Problem description
Pull every line containing "header" out of the material below.

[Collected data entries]
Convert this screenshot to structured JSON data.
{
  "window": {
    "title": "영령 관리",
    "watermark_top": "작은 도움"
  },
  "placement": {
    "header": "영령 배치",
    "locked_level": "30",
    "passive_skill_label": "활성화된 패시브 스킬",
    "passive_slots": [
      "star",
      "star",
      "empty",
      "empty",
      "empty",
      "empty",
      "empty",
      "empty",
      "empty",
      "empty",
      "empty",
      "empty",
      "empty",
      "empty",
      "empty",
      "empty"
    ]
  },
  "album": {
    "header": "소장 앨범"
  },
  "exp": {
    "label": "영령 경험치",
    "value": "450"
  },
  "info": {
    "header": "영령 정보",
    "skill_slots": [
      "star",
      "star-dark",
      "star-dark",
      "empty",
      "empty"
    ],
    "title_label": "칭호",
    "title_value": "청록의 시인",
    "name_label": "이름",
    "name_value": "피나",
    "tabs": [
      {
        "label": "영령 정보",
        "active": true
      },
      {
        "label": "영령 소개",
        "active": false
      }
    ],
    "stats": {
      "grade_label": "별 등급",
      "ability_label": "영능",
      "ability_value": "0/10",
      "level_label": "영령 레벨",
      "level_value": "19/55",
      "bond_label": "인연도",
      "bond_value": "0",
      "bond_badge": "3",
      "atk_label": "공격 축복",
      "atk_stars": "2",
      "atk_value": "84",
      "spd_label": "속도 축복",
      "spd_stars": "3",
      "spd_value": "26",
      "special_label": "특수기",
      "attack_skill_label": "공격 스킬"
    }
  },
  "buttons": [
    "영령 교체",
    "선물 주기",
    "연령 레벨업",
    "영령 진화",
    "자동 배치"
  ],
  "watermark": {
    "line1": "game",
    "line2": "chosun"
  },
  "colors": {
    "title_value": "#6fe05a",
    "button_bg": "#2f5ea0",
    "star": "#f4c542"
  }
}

Right answer
    "header": "영령 배치",
    "header": "소장 앨범"
    "header": "영령 정보",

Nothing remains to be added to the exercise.